[Saved entries]

------------------------------------

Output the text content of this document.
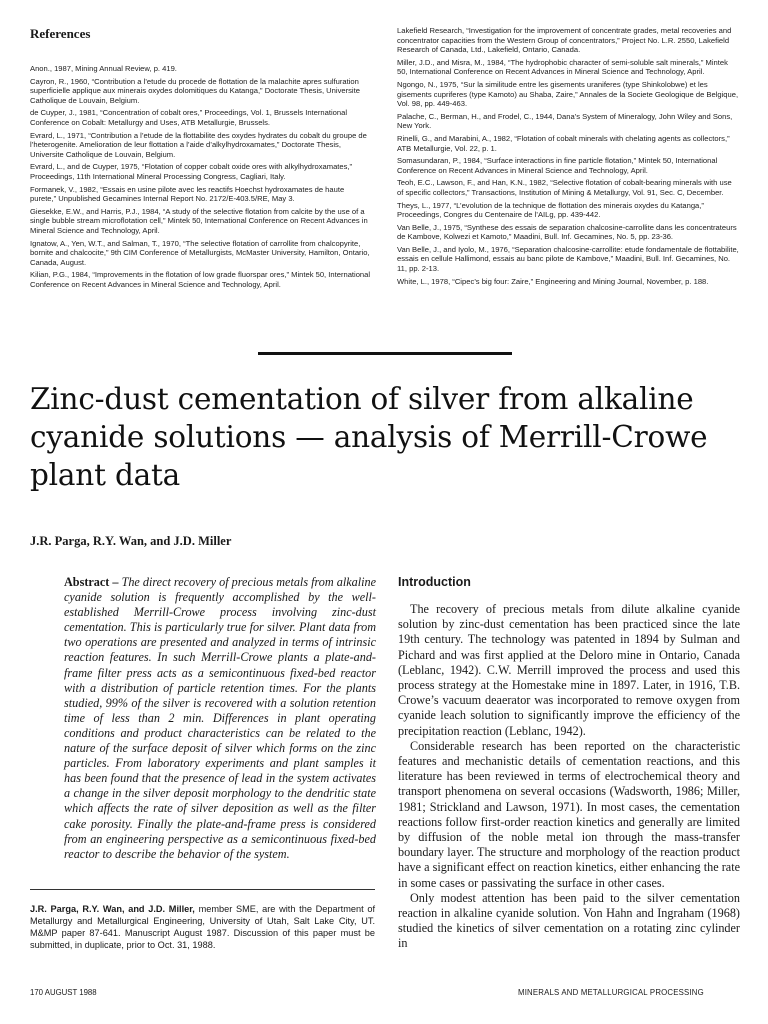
References
Anon., 1987, Mining Annual Review, p. 419.
Cayron, R., 1960, “Contribution a l’etude du procede de flottation de la malachite apres sulfuration superficielle applique aux minerais oxydes dolomitiques du Katanga,” Doctorate Thesis, Universite Catholique de Louvain, Belgium.
de Cuyper, J., 1981, “Concentration of cobalt ores,” Proceedings, Vol. 1, Brussels International Conference on Cobalt: Metallurgy and Uses, ATB Metallurgie, Brussels.
Evrard, L., 1971, “Contribution a l’etude de la flottabilite des oxydes hydrates du cobalt du groupe de l’heterogenite. Amelioration de leur flottation a l’aide d’alkylhydroxamates,” Doctorate Thesis, Universite Catholique de Louvain, Belgium.
Evrard, L., and de Cuyper, 1975, “Flotation of copper cobalt oxide ores with alkylhydroxamates,” Proceedings, 11th International Mineral Processing Congress, Cagliari, Italy.
Formanek, V., 1982, “Essais en usine pilote avec les reactifs Hoechst hydroxamates de haute purete,” Unpublished Gecamines Internal Report No. 2172/E-403.5/RE, May 3.
Giesekke, E.W., and Harris, P.J., 1984, “A study of the selective flotation from calcite by the use of a single bubble stream microflotation cell,” Mintek 50, International Conference on Recent Advances in Mineral Science and Technology, April.
Ignatow, A., Yen, W.T., and Salman, T., 1970, “The selective flotation of carrollite from chalcopyrite, bornite and chalcocite,” 9th CIM Conference of Metallurgists, McMaster University, Hamilton, Ontario, Canada, August.
Kilian, P.G., 1984, “Improvements in the flotation of low grade fluorspar ores,” Mintek 50, International Conference on Recent Advances in Mineral Science and Technology, April.
Lakefield Research, “Investigation for the improvement of concentrate grades, metal recoveries and concentrator capacities from the Western Group of concentrators,” Project No. L.R. 2550, Lakefield Research of Canada, Ltd., Lakefield, Ontario, Canada.
Miller, J.D., and Misra, M., 1984, “The hydrophobic character of semi-soluble salt minerals,” Mintek 50, International Conference on Recent Advances in Mineral Science and Technology, April.
Ngongo, N., 1975, “Sur la similitude entre les gisements uraniferes (type Shinkolobwe) et les gisements cupriferes (type Kamoto) au Shaba, Zaire,” Annales de la Societe Geologique de Belgique, Vol. 98, pp. 449-463.
Palache, C., Berman, H., and Frodel, C., 1944, Dana’s System of Mineralogy, John Wiley and Sons, New York.
Rinelli, G., and Marabini, A., 1982, “Flotation of cobalt minerals with chelating agents as collectors,” ATB Metallurgie, Vol. 22, p. 1.
Somasundaran, P., 1984, “Surface interactions in fine particle flotation,” Mintek 50, International Conference on Recent Advances in Mineral Science and Technology, April.
Teoh, E.C., Lawson, F., and Han, K.N., 1982, “Selective flotation of cobalt-bearing minerals with use of specific collectors,” Transactions, Institution of Mining & Metallurgy, Vol. 91, Sec. C, December.
Theys, L., 1977, “L’evolution de la technique de flottation des minerais oxydes du Katanga,” Proceedings, Congres du Centenaire de l’AILg, pp. 439-442.
Van Belle, J., 1975, “Synthese des essais de separation chalcosine-carrollite dans les concentrateurs de Kambove, Kolwezi et Kamoto,” Maadini, Bull. Inf. Gecamines, No. 5, pp. 23-36.
Van Belle, J., and Iyolo, M., 1976, “Separation chalcosine-carrollite: etude fondamentale de flottabilite, essais en cellule Hallimond, essais au banc pilote de Kambove,” Maadini, Bull. Inf. Gecamines, No. 11, pp. 2-13.
White, L., 1978, “Cipec’s big four: Zaire,” Engineering and Mining Journal, November, p. 188.
Zinc-dust cementation of silver from alkaline cyanide solutions — analysis of Merrill-Crowe plant data
J.R. Parga, R.Y. Wan, and J.D. Miller
Abstract – The direct recovery of precious metals from alkaline cyanide solution is frequently accomplished by the well-established Merrill-Crowe process involving zinc-dust cementation. This is particularly true for silver. Plant data from two operations are presented and analyzed in terms of intrinsic reaction features. In such Merrill-Crowe plants a plate-and-frame filter press acts as a semicontinuous fixed-bed reactor with a distribution of particle retention times. For the plants studied, 99% of the silver is recovered with a solution retention time of less than 2 min. Differences in plant operating conditions and product characteristics can be related to the nature of the surface deposit of silver which forms on the zinc particles. From laboratory experiments and plant samples it has been found that the presence of lead in the system activates a change in the silver deposit morphology to the dendritic state which affects the rate of silver deposition as well as the filter cake porosity. Finally the plate-and-frame press is considered from an engineering perspective as a semicontinuous fixed-bed reactor to describe the behavior of the system.
J.R. Parga, R.Y. Wan, and J.D. Miller, member SME, are with the Department of Metallurgy and Metallurgical Engineering, University of Utah, Salt Lake City, UT. M&MP paper 87-641. Manuscript August 1987. Discussion of this paper must be submitted, in duplicate, prior to Oct. 31, 1988.
Introduction

The recovery of precious metals from dilute alkaline cyanide solution by zinc-dust cementation has been practiced since the late 19th century. The technology was patented in 1894 by Sulman and Pichard and was first applied at the Deloro mine in Ontario, Canada (Leblanc, 1942). C.W. Merrill improved the process and used this process strategy at the Homestake mine in 1897. Later, in 1916, T.B. Crowe’s vacuum deaerator was incorporated to remove oxygen from cyanide leach solution to significantly improve the efficiency of the precipitation reaction (Leblanc, 1942).

Considerable research has been reported on the characteristic features and mechanistic details of cementation reactions, and this literature has been reviewed in terms of electrochemical theory and transport phenomena on several occasions (Wadsworth, 1986; Miller, 1981; Strickland and Lawson, 1971). In most cases, the cementation reactions follow first-order reaction kinetics and generally are limited by diffusion of the noble metal ion through the mass-transfer boundary layer. The structure and morphology of the reaction product have a significant effect on reaction kinetics, either enhancing the rate in some cases or passivating the surface in other cases.

Only modest attention has been paid to the silver cementation reaction in alkaline cyanide solution. Von Hahn and Ingraham (1968) studied the kinetics of silver cementation on a rotating zinc cylinder in

170 AUGUST 1988	MINERALS AND METALLURGICAL PROCESSING
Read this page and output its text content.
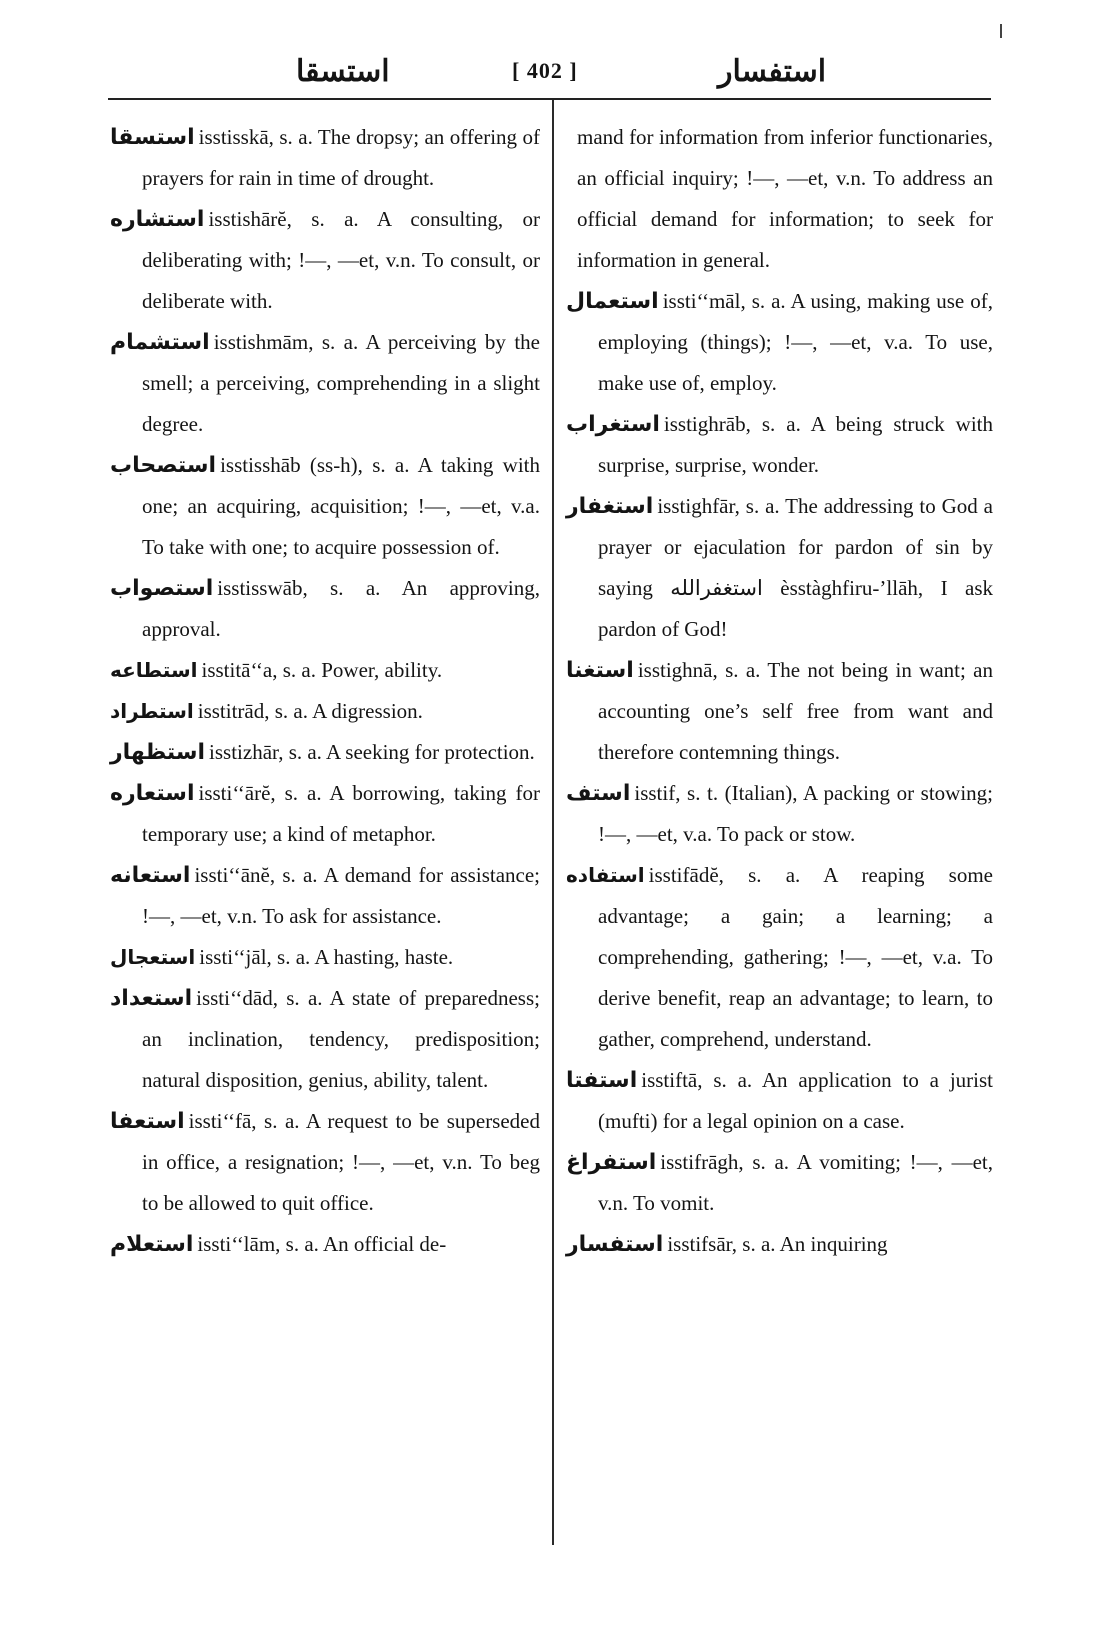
استسقا	[ 402 ]	استفسار

استسقا isstisskā, s. a. The dropsy; an offering of prayers for rain in time of drought.

استشاره isstishārĕ, s. a. A consulting, or deliberating with; !—, —et, v.n. To consult, or deliberate with.

استشمام isstishmām, s. a. A perceiving by the smell; a perceiving, comprehending in a slight degree.

استصحاب isstisshāb (ss-h), s. a. A taking with one; an acquiring, acquisition; !—, —et, v.a. To take with one; to acquire possession of.

استصواب isstisswāb, s. a. An approving, approval.

استطاعه isstitā‘‘a, s. a. Power, ability.

استطراد isstitrād, s. a. A digression.

استظهار isstizhār, s. a. A seeking for protection.

استعاره issti‘‘ārĕ, s. a. A borrowing, taking for temporary use; a kind of metaphor.

استعانه issti‘‘ānĕ, s. a. A demand for assistance; !—, —et, v.n. To ask for assistance.

استعجال issti‘‘jāl, s. a. A hasting, haste.

استعداد issti‘‘dād, s. a. A state of preparedness; an inclination, tendency, predisposition; natural disposition, genius, ability, talent.

استعفا issti‘‘fā, s. a. A request to be superseded in office, a resignation; !—, —et, v.n. To beg to be allowed to quit office.

استعلام issti‘‘lām, s. a. An official de-

mand for information from inferior functionaries, an official inquiry; !—, —et, v.n. To address an official demand for information; to seek for information in general.

استعمال issti‘‘māl, s. a. A using, making use of, employing (things); !—, —et, v.a. To use, make use of, employ.

استغراب isstighrāb, s. a. A being struck with surprise, surprise, wonder.

استغفار isstighfār, s. a. The addressing to God a prayer or ejaculation for pardon of sin by saying استغفرالله èsstàghfiru-’llāh, I ask pardon of God!

استغنا isstighnā, s. a. The not being in want; an accounting one’s self free from want and therefore contemning things.

استف isstif, s. t. (Italian), A packing or stowing; !—, —et, v.a. To pack or stow.

استفاده isstifādĕ, s. a. A reaping some advantage; a gain; a learning; a comprehending, gathering; !—, —et, v.a. To derive benefit, reap an advantage; to learn, to gather, comprehend, understand.

استفتا isstiftā, s. a. An application to a jurist (mufti) for a legal opinion on a case.

استفراغ isstifrāgh, s. a. A vomiting; !—, —et, v.n. To vomit.

استفسار isstifsār, s. a. An inquiring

------------------------------------

__EXERCISE DESCRIPTION__
Looking at the material above, count the lines containing the string "Proceedings" and reply with the count alone.

__WORKED SOLUTION__
3